* [Working data]
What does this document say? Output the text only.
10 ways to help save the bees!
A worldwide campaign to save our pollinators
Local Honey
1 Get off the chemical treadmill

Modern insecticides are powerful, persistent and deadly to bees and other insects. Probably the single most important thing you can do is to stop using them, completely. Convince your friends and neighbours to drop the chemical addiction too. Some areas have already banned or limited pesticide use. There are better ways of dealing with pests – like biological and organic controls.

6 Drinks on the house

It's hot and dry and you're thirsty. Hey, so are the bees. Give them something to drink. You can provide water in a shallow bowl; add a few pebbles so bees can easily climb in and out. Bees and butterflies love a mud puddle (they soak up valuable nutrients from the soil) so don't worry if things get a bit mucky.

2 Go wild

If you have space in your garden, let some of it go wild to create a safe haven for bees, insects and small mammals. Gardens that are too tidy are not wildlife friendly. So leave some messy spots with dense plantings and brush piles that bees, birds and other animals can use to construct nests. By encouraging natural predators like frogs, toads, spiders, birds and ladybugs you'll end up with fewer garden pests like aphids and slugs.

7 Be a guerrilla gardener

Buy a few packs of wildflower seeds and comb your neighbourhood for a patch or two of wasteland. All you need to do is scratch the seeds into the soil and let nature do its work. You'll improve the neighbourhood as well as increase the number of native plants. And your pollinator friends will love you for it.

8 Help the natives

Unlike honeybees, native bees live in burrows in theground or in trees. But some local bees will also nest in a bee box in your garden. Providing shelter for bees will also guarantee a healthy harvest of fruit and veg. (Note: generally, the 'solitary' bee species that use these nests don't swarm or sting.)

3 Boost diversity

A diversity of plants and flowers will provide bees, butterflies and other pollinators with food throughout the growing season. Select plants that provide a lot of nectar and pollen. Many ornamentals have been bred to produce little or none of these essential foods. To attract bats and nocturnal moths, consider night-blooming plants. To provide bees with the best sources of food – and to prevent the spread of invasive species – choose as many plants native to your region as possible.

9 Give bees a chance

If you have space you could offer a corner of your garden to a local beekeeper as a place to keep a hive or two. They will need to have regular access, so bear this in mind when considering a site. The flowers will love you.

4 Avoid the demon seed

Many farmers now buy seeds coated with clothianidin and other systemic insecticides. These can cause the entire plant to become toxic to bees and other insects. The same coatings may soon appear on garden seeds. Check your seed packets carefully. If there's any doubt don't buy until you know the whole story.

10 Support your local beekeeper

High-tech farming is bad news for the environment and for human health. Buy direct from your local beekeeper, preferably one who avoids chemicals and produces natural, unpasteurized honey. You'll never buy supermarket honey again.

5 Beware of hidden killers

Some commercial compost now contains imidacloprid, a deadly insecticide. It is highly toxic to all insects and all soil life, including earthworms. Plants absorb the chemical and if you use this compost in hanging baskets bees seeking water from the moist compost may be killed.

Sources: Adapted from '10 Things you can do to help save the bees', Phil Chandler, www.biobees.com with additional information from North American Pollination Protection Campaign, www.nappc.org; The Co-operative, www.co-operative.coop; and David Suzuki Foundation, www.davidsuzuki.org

* [Task goal] Produce an exact copy of every entry above.

* [The reply]
What does this document say? Output the text only.
10 ways to help save the bees!
A worldwide campaign to save our pollinators
Local Honey
1 Get off the chemical treadmill

Modern insecticides are powerful, persistent and deadly to bees and other insects. Probably the single most important thing you can do is to stop using them, completely. Convince your friends and neighbours to drop the chemical addiction too. Some areas have already banned or limited pesticide use. There are better ways of dealing with pests – like biological and organic controls.

6 Drinks on the house

It's hot and dry and you're thirsty. Hey, so are the bees. Give them something to drink. You can provide water in a shallow bowl; add a few pebbles so bees can easily climb in and out. Bees and butterflies love a mud puddle (they soak up valuable nutrients from the soil) so don't worry if things get a bit mucky.

2 Go wild

If you have space in your garden, let some of it go wild to create a safe haven for bees, insects and small mammals. Gardens that are too tidy are not wildlife friendly. So leave some messy spots with dense plantings and brush piles that bees, birds and other animals can use to construct nests. By encouraging natural predators like frogs, toads, spiders, birds and ladybugs you'll end up with fewer garden pests like aphids and slugs.

7 Be a guerrilla gardener

Buy a few packs of wildflower seeds and comb your neighbourhood for a patch or two of wasteland. All you need to do is scratch the seeds into the soil and let nature do its work. You'll improve the neighbourhood as well as increase the number of native plants. And your pollinator friends will love you for it.

8 Help the natives

Unlike honeybees, native bees live in burrows in theground or in trees. But some local bees will also nest in a bee box in your garden. Providing shelter for bees will also guarantee a healthy harvest of fruit and veg. (Note: generally, the 'solitary' bee species that use these nests don't swarm or sting.)

3 Boost diversity

A diversity of plants and flowers will provide bees, butterflies and other pollinators with food throughout the growing season. Select plants that provide a lot of nectar and pollen. Many ornamentals have been bred to produce little or none of these essential foods. To attract bats and nocturnal moths, consider night-blooming plants. To provide bees with the best sources of food – and to prevent the spread of invasive species – choose as many plants native to your region as possible.

9 Give bees a chance

If you have space you could offer a corner of your garden to a local beekeeper as a place to keep a hive or two. They will need to have regular access, so bear this in mind when considering a site. The flowers will love you.

4 Avoid the demon seed

Many farmers now buy seeds coated with clothianidin and other systemic insecticides. These can cause the entire plant to become toxic to bees and other insects. The same coatings may soon appear on garden seeds. Check your seed packets carefully. If there's any doubt don't buy until you know the whole story.

10 Support your local beekeeper

High-tech farming is bad news for the environment and for human health. Buy direct from your local beekeeper, preferably one who avoids chemicals and produces natural, unpasteurized honey. You'll never buy supermarket honey again.

5 Beware of hidden killers

Some commercial compost now contains imidacloprid, a deadly insecticide. It is highly toxic to all insects and all soil life, including earthworms. Plants absorb the chemical and if you use this compost in hanging baskets bees seeking water from the moist compost may be killed.

Sources: Adapted from '10 Things you can do to help save the bees', Phil Chandler, www.biobees.com with additional information from North American Pollination Protection Campaign, www.nappc.org; The Co-operative, www.co-operative.coop; and David Suzuki Foundation, www.davidsuzuki.org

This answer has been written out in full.